> [Instructions for the task]: Show all lines that include the string "marker"; copy each one.

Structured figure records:
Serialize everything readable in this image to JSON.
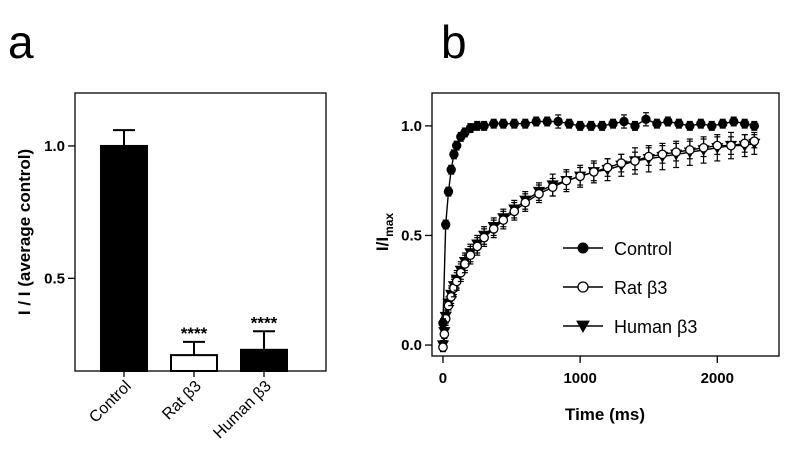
{
  "chart_data": [
    {
      "panel": "a",
      "type": "bar",
      "categories": [
        "Control",
        "Rat β3",
        "Human β3"
      ],
      "values": [
        1.0,
        0.21,
        0.23
      ],
      "errors": [
        0.06,
        0.05,
        0.07
      ],
      "fills": [
        "#000000",
        "#ffffff",
        "#000000"
      ],
      "significance": [
        "",
        "****",
        "****"
      ],
      "ylabel": "I / I (average control)",
      "ylim": [
        0.15,
        1.2
      ],
      "yticks": [
        0.5,
        1.0
      ],
      "ytick_labels": [
        "0.5",
        "1.0"
      ],
      "grid": false
    },
    {
      "panel": "b",
      "type": "scatter",
      "xlabel": "Time (ms)",
      "ylabel": "I/I",
      "ylabel_sub": "max",
      "xlim": [
        -80,
        2450
      ],
      "ylim": [
        -0.05,
        1.15
      ],
      "xticks": [
        0,
        1000,
        2000
      ],
      "xtick_labels": [
        "0",
        "1000",
        "2000"
      ],
      "yticks": [
        0,
        0.5,
        1.0
      ],
      "ytick_labels": [
        "0.0",
        "0.5",
        "1.0"
      ],
      "legend_position": "bottom-right",
      "grid": false,
      "series": [
        {
          "name": "Control",
          "marker": "filled-circle",
          "x": [
            0,
            20,
            40,
            60,
            80,
            100,
            130,
            160,
            200,
            250,
            300,
            370,
            440,
            520,
            600,
            680,
            760,
            840,
            920,
            1000,
            1080,
            1160,
            1240,
            1320,
            1400,
            1480,
            1560,
            1640,
            1720,
            1800,
            1880,
            1960,
            2040,
            2120,
            2200,
            2270
          ],
          "y": [
            0.1,
            0.55,
            0.7,
            0.8,
            0.87,
            0.91,
            0.95,
            0.97,
            0.99,
            1.0,
            1.0,
            1.01,
            1.01,
            1.01,
            1.01,
            1.02,
            1.02,
            1.02,
            1.01,
            1.0,
            1.0,
            1.0,
            1.01,
            1.02,
            1.0,
            1.03,
            1.01,
            1.02,
            1.01,
            1.0,
            1.01,
            1.0,
            1.01,
            1.02,
            1.01,
            1.0
          ],
          "err": [
            0.02,
            0.02,
            0.02,
            0.02,
            0.02,
            0.02,
            0.02,
            0.02,
            0.02,
            0.02,
            0.02,
            0.02,
            0.02,
            0.02,
            0.02,
            0.02,
            0.02,
            0.03,
            0.02,
            0.02,
            0.02,
            0.02,
            0.02,
            0.03,
            0.02,
            0.03,
            0.02,
            0.02,
            0.02,
            0.02,
            0.02,
            0.02,
            0.02,
            0.02,
            0.02,
            0.02
          ]
        },
        {
          "name": "Rat β3",
          "marker": "open-circle",
          "x": [
            0,
            10,
            20,
            40,
            60,
            80,
            100,
            130,
            160,
            200,
            250,
            300,
            370,
            440,
            520,
            600,
            700,
            800,
            900,
            1000,
            1100,
            1200,
            1300,
            1400,
            1500,
            1600,
            1700,
            1800,
            1900,
            2000,
            2100,
            2200,
            2270
          ],
          "y": [
            -0.01,
            0.05,
            0.12,
            0.18,
            0.22,
            0.26,
            0.29,
            0.33,
            0.37,
            0.41,
            0.45,
            0.49,
            0.53,
            0.57,
            0.61,
            0.65,
            0.69,
            0.72,
            0.75,
            0.77,
            0.79,
            0.81,
            0.83,
            0.84,
            0.86,
            0.87,
            0.88,
            0.89,
            0.9,
            0.91,
            0.91,
            0.92,
            0.93
          ],
          "err": [
            0.02,
            0.03,
            0.03,
            0.03,
            0.04,
            0.04,
            0.04,
            0.04,
            0.04,
            0.04,
            0.04,
            0.04,
            0.04,
            0.04,
            0.04,
            0.04,
            0.04,
            0.04,
            0.04,
            0.04,
            0.04,
            0.04,
            0.04,
            0.04,
            0.04,
            0.04,
            0.04,
            0.04,
            0.04,
            0.04,
            0.04,
            0.04,
            0.03
          ]
        },
        {
          "name": "Human β3",
          "marker": "filled-triangle-down",
          "x": [
            0,
            10,
            20,
            40,
            60,
            80,
            100,
            130,
            160,
            200,
            250,
            300,
            370,
            440,
            520,
            600,
            700,
            800,
            900,
            1000,
            1100,
            1200,
            1300,
            1400,
            1500,
            1600,
            1700,
            1800,
            1900,
            2000,
            2100,
            2200,
            2270
          ],
          "y": [
            0.0,
            0.06,
            0.13,
            0.19,
            0.23,
            0.27,
            0.3,
            0.34,
            0.38,
            0.42,
            0.46,
            0.5,
            0.54,
            0.58,
            0.62,
            0.66,
            0.7,
            0.73,
            0.75,
            0.77,
            0.79,
            0.8,
            0.82,
            0.84,
            0.85,
            0.86,
            0.87,
            0.88,
            0.89,
            0.9,
            0.91,
            0.91,
            0.92
          ],
          "err": [
            0.02,
            0.03,
            0.03,
            0.03,
            0.04,
            0.04,
            0.04,
            0.04,
            0.04,
            0.04,
            0.04,
            0.04,
            0.04,
            0.04,
            0.04,
            0.04,
            0.04,
            0.05,
            0.05,
            0.05,
            0.05,
            0.05,
            0.05,
            0.06,
            0.06,
            0.06,
            0.06,
            0.06,
            0.06,
            0.06,
            0.06,
            0.05,
            0.05
          ]
        }
      ]
    }
  ],
  "panel_labels": {
    "a": "a",
    "b": "b"
  }
}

> [The response]:
          "marker": "filled-circle",
          "marker": "open-circle",
          "marker": "filled-triangle-down",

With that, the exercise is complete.